◆ Dataset rows ◆
>> BEGIN

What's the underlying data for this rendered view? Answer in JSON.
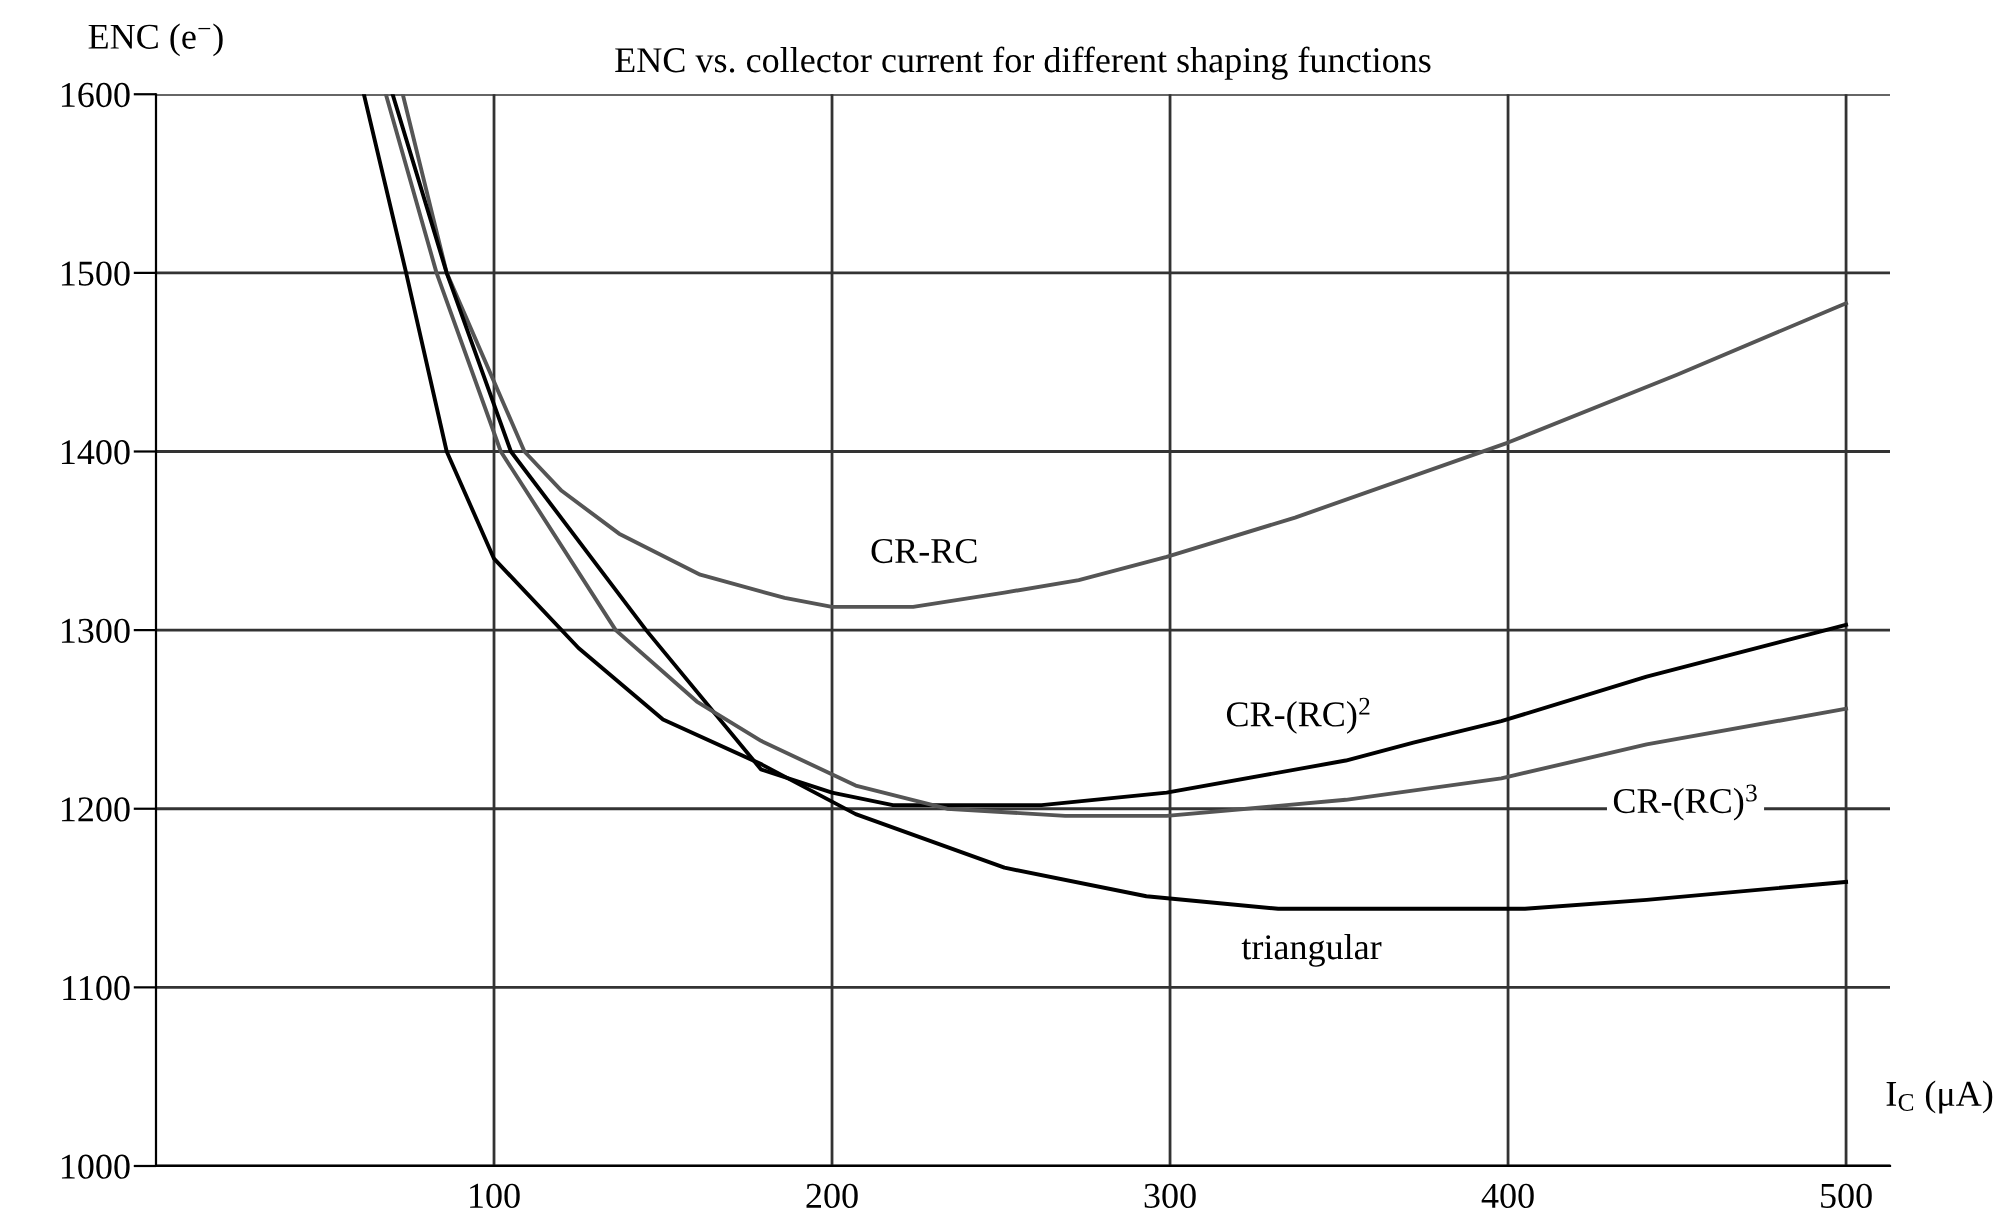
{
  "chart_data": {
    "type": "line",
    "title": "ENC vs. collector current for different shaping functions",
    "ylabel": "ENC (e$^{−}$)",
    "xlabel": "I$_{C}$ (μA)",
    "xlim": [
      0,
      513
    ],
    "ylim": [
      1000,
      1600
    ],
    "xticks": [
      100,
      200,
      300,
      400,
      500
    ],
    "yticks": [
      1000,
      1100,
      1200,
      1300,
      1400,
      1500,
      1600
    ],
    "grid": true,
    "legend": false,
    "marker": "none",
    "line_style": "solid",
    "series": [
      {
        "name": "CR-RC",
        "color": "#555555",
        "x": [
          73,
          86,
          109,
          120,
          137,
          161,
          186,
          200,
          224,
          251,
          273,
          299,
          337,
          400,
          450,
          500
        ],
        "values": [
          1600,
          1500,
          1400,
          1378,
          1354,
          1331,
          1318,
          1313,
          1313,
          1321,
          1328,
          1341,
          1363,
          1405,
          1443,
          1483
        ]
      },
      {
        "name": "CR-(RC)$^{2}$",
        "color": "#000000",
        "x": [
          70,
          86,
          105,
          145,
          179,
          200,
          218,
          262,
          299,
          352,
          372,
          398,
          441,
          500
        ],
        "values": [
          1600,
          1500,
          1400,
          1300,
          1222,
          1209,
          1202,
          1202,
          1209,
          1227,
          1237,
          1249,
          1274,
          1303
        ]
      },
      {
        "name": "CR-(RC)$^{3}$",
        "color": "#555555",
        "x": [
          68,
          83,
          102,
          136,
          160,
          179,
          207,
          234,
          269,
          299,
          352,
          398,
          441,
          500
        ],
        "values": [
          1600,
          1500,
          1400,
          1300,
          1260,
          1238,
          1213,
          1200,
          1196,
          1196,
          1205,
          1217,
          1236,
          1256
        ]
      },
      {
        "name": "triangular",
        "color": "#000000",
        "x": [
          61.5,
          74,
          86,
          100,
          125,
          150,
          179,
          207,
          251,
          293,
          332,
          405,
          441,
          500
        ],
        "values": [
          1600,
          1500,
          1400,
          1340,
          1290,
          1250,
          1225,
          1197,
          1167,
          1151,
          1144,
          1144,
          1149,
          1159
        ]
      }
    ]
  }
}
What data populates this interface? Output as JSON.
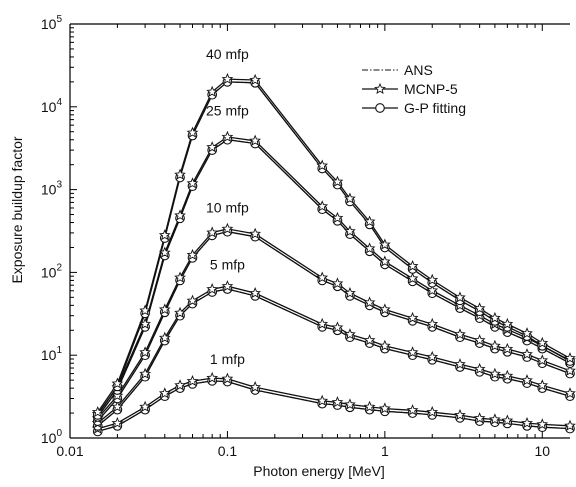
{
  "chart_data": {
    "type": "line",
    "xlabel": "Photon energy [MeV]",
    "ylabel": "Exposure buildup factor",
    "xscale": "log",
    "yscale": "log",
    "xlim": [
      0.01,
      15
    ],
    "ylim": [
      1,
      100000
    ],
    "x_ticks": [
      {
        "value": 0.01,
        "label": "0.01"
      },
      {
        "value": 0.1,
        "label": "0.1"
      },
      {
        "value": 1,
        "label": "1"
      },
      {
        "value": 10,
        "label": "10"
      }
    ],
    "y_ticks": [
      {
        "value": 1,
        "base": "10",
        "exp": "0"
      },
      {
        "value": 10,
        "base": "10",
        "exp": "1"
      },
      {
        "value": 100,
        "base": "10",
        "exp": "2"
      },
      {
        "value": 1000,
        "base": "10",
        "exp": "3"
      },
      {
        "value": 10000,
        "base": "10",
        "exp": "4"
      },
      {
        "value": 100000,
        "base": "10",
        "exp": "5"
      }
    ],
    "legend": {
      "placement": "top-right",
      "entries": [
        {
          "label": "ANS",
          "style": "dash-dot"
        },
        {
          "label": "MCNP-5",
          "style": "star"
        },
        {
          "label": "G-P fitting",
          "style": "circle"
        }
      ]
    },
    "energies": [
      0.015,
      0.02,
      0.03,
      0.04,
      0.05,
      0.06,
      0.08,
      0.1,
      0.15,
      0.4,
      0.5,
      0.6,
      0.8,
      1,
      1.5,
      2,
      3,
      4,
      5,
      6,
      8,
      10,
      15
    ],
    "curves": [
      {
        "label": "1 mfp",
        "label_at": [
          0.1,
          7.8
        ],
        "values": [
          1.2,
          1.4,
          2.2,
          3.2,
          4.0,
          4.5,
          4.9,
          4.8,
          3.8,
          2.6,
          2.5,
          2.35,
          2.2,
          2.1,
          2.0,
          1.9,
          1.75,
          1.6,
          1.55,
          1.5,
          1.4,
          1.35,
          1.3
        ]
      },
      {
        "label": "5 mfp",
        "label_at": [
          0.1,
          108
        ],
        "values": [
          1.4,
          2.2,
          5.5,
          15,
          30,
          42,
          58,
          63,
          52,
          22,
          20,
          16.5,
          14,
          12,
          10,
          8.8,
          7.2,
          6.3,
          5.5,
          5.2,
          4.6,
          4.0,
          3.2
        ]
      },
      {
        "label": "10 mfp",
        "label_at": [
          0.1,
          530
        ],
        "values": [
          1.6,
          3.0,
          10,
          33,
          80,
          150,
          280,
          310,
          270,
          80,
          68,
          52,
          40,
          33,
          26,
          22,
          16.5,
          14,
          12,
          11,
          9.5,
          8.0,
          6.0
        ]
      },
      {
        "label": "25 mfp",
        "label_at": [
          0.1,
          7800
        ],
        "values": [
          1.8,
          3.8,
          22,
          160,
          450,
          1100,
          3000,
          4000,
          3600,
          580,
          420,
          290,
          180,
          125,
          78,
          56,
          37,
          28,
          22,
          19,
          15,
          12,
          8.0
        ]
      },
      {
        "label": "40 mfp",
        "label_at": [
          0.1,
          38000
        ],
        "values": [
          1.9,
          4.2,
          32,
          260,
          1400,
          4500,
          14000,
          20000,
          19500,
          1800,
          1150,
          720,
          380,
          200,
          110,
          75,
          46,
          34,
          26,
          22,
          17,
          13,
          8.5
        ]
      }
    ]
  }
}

>> END

◆ WORK REQUIRED ◆
Using the material above, state how many lines include the string "What". Answer with a single number.

◆ RESULT FOR THIS EXERCISE ◆
2